Data items
[start]

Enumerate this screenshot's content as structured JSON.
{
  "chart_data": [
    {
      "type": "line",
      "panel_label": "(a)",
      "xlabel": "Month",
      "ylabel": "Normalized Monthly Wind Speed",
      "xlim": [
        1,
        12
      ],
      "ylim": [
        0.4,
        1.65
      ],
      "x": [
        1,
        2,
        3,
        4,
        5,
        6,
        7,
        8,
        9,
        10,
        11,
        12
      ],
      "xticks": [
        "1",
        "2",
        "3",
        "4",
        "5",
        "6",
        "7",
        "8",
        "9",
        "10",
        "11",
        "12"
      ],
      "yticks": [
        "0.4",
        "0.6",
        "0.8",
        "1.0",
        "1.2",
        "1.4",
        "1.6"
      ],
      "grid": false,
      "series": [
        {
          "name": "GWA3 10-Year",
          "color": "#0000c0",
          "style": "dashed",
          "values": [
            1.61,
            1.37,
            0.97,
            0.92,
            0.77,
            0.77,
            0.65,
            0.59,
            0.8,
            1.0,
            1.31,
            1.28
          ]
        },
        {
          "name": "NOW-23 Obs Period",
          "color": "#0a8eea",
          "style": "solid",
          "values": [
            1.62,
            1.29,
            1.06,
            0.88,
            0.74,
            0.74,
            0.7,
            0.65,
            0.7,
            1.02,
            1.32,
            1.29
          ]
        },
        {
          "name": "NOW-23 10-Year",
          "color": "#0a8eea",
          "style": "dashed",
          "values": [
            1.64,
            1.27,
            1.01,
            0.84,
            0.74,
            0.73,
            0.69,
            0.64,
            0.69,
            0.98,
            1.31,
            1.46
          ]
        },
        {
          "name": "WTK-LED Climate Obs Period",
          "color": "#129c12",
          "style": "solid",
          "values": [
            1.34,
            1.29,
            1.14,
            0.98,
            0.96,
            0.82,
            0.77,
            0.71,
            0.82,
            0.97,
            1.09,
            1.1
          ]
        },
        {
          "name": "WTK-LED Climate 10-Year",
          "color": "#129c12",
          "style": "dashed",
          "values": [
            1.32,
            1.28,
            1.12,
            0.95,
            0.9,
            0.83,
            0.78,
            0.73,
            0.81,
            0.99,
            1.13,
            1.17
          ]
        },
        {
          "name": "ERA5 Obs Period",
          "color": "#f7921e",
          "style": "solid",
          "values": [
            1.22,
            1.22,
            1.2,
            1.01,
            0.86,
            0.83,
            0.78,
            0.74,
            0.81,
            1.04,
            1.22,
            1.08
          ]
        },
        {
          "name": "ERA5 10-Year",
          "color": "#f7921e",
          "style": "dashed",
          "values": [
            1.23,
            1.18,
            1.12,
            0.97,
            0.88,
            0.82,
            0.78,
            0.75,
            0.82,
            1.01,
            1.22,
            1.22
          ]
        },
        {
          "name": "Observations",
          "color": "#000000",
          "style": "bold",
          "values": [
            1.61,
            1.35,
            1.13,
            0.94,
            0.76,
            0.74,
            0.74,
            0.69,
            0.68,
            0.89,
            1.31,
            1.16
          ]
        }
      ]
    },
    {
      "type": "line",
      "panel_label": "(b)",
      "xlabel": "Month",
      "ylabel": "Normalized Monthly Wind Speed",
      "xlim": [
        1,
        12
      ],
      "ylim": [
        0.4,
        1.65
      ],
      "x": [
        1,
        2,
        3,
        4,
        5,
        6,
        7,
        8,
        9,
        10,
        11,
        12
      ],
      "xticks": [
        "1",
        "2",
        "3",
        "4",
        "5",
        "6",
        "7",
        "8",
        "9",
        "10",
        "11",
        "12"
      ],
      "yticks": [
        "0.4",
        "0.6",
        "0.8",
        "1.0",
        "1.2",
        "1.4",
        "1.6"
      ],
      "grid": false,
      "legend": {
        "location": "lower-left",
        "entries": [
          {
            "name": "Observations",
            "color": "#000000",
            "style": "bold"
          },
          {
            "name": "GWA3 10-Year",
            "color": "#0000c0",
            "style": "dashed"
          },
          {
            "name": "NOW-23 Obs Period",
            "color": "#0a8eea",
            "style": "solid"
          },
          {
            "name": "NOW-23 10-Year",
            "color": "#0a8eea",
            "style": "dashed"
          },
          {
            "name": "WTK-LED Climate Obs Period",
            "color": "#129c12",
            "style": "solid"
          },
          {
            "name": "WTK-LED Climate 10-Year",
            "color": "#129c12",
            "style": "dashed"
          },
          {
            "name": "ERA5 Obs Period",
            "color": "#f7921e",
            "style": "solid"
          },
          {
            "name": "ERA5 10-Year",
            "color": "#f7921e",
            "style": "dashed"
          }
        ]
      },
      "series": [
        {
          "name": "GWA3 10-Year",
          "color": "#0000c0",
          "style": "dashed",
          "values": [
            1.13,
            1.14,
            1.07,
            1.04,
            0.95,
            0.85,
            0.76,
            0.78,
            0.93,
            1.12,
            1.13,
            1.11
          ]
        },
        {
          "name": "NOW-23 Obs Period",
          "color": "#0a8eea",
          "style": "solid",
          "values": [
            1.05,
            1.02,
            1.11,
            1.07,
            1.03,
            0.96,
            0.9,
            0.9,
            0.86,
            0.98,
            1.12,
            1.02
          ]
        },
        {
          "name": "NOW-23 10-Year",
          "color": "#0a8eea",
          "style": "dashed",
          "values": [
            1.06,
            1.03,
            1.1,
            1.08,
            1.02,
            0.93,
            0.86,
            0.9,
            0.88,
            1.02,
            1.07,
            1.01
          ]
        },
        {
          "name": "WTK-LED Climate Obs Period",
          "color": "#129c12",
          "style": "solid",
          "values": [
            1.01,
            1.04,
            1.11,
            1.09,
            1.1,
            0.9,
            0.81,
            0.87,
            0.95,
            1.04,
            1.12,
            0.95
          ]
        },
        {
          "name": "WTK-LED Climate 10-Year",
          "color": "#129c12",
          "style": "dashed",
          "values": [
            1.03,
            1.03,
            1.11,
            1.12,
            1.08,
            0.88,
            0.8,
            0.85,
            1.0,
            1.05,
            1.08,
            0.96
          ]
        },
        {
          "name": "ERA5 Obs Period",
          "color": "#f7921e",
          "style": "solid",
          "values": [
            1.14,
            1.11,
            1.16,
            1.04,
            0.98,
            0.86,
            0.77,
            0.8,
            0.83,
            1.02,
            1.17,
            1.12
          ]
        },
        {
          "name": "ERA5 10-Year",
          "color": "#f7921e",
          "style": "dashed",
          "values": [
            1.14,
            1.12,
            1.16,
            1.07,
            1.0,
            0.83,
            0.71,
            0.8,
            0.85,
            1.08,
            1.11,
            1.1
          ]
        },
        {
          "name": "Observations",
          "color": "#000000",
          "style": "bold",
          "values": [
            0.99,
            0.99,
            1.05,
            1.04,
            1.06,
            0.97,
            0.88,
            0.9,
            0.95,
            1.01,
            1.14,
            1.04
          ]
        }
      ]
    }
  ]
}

[end]

■ Task brief:
Repeat every line of the material exactly as given.

■ Result:
Enumerate this screenshot's content as structured JSON.
{
  "chart_data": [
    {
      "type": "line",
      "panel_label": "(a)",
      "xlabel": "Month",
      "ylabel": "Normalized Monthly Wind Speed",
      "xlim": [
        1,
        12
      ],
      "ylim": [
        0.4,
        1.65
      ],
      "x": [
        1,
        2,
        3,
        4,
        5,
        6,
        7,
        8,
        9,
        10,
        11,
        12
      ],
      "xticks": [
        "1",
        "2",
        "3",
        "4",
        "5",
        "6",
        "7",
        "8",
        "9",
        "10",
        "11",
        "12"
      ],
      "yticks": [
        "0.4",
        "0.6",
        "0.8",
        "1.0",
        "1.2",
        "1.4",
        "1.6"
      ],
      "grid": false,
      "series": [
        {
          "name": "GWA3 10-Year",
          "color": "#0000c0",
          "style": "dashed",
          "values": [
            1.61,
            1.37,
            0.97,
            0.92,
            0.77,
            0.77,
            0.65,
            0.59,
            0.8,
            1.0,
            1.31,
            1.28
          ]
        },
        {
          "name": "NOW-23 Obs Period",
          "color": "#0a8eea",
          "style": "solid",
          "values": [
            1.62,
            1.29,
            1.06,
            0.88,
            0.74,
            0.74,
            0.7,
            0.65,
            0.7,
            1.02,
            1.32,
            1.29
          ]
        },
        {
          "name": "NOW-23 10-Year",
          "color": "#0a8eea",
          "style": "dashed",
          "values": [
            1.64,
            1.27,
            1.01,
            0.84,
            0.74,
            0.73,
            0.69,
            0.64,
            0.69,
            0.98,
            1.31,
            1.46
          ]
        },
        {
          "name": "WTK-LED Climate Obs Period",
          "color": "#129c12",
          "style": "solid",
          "values": [
            1.34,
            1.29,
            1.14,
            0.98,
            0.96,
            0.82,
            0.77,
            0.71,
            0.82,
            0.97,
            1.09,
            1.1
          ]
        },
        {
          "name": "WTK-LED Climate 10-Year",
          "color": "#129c12",
          "style": "dashed",
          "values": [
            1.32,
            1.28,
            1.12,
            0.95,
            0.9,
            0.83,
            0.78,
            0.73,
            0.81,
            0.99,
            1.13,
            1.17
          ]
        },
        {
          "name": "ERA5 Obs Period",
          "color": "#f7921e",
          "style": "solid",
          "values": [
            1.22,
            1.22,
            1.2,
            1.01,
            0.86,
            0.83,
            0.78,
            0.74,
            0.81,
            1.04,
            1.22,
            1.08
          ]
        },
        {
          "name": "ERA5 10-Year",
          "color": "#f7921e",
          "style": "dashed",
          "values": [
            1.23,
            1.18,
            1.12,
            0.97,
            0.88,
            0.82,
            0.78,
            0.75,
            0.82,
            1.01,
            1.22,
            1.22
          ]
        },
        {
          "name": "Observations",
          "color": "#000000",
          "style": "bold",
          "values": [
            1.61,
            1.35,
            1.13,
            0.94,
            0.76,
            0.74,
            0.74,
            0.69,
            0.68,
            0.89,
            1.31,
            1.16
          ]
        }
      ]
    },
    {
      "type": "line",
      "panel_label": "(b)",
      "xlabel": "Month",
      "ylabel": "Normalized Monthly Wind Speed",
      "xlim": [
        1,
        12
      ],
      "ylim": [
        0.4,
        1.65
      ],
      "x": [
        1,
        2,
        3,
        4,
        5,
        6,
        7,
        8,
        9,
        10,
        11,
        12
      ],
      "xticks": [
        "1",
        "2",
        "3",
        "4",
        "5",
        "6",
        "7",
        "8",
        "9",
        "10",
        "11",
        "12"
      ],
      "yticks": [
        "0.4",
        "0.6",
        "0.8",
        "1.0",
        "1.2",
        "1.4",
        "1.6"
      ],
      "grid": false,
      "legend": {
        "location": "lower-left",
        "entries": [
          {
            "name": "Observations",
            "color": "#000000",
            "style": "bold"
          },
          {
            "name": "GWA3 10-Year",
            "color": "#0000c0",
            "style": "dashed"
          },
          {
            "name": "NOW-23 Obs Period",
            "color": "#0a8eea",
            "style": "solid"
          },
          {
            "name": "NOW-23 10-Year",
            "color": "#0a8eea",
            "style": "dashed"
          },
          {
            "name": "WTK-LED Climate Obs Period",
            "color": "#129c12",
            "style": "solid"
          },
          {
            "name": "WTK-LED Climate 10-Year",
            "color": "#129c12",
            "style": "dashed"
          },
          {
            "name": "ERA5 Obs Period",
            "color": "#f7921e",
            "style": "solid"
          },
          {
            "name": "ERA5 10-Year",
            "color": "#f7921e",
            "style": "dashed"
          }
        ]
      },
      "series": [
        {
          "name": "GWA3 10-Year",
          "color": "#0000c0",
          "style": "dashed",
          "values": [
            1.13,
            1.14,
            1.07,
            1.04,
            0.95,
            0.85,
            0.76,
            0.78,
            0.93,
            1.12,
            1.13,
            1.11
          ]
        },
        {
          "name": "NOW-23 Obs Period",
          "color": "#0a8eea",
          "style": "solid",
          "values": [
            1.05,
            1.02,
            1.11,
            1.07,
            1.03,
            0.96,
            0.9,
            0.9,
            0.86,
            0.98,
            1.12,
            1.02
          ]
        },
        {
          "name": "NOW-23 10-Year",
          "color": "#0a8eea",
          "style": "dashed",
          "values": [
            1.06,
            1.03,
            1.1,
            1.08,
            1.02,
            0.93,
            0.86,
            0.9,
            0.88,
            1.02,
            1.07,
            1.01
          ]
        },
        {
          "name": "WTK-LED Climate Obs Period",
          "color": "#129c12",
          "style": "solid",
          "values": [
            1.01,
            1.04,
            1.11,
            1.09,
            1.1,
            0.9,
            0.81,
            0.87,
            0.95,
            1.04,
            1.12,
            0.95
          ]
        },
        {
          "name": "WTK-LED Climate 10-Year",
          "color": "#129c12",
          "style": "dashed",
          "values": [
            1.03,
            1.03,
            1.11,
            1.12,
            1.08,
            0.88,
            0.8,
            0.85,
            1.0,
            1.05,
            1.08,
            0.96
          ]
        },
        {
          "name": "ERA5 Obs Period",
          "color": "#f7921e",
          "style": "solid",
          "values": [
            1.14,
            1.11,
            1.16,
            1.04,
            0.98,
            0.86,
            0.77,
            0.8,
            0.83,
            1.02,
            1.17,
            1.12
          ]
        },
        {
          "name": "ERA5 10-Year",
          "color": "#f7921e",
          "style": "dashed",
          "values": [
            1.14,
            1.12,
            1.16,
            1.07,
            1.0,
            0.83,
            0.71,
            0.8,
            0.85,
            1.08,
            1.11,
            1.1
          ]
        },
        {
          "name": "Observations",
          "color": "#000000",
          "style": "bold",
          "values": [
            0.99,
            0.99,
            1.05,
            1.04,
            1.06,
            0.97,
            0.88,
            0.9,
            0.95,
            1.01,
            1.14,
            1.04
          ]
        }
      ]
    }
  ]
}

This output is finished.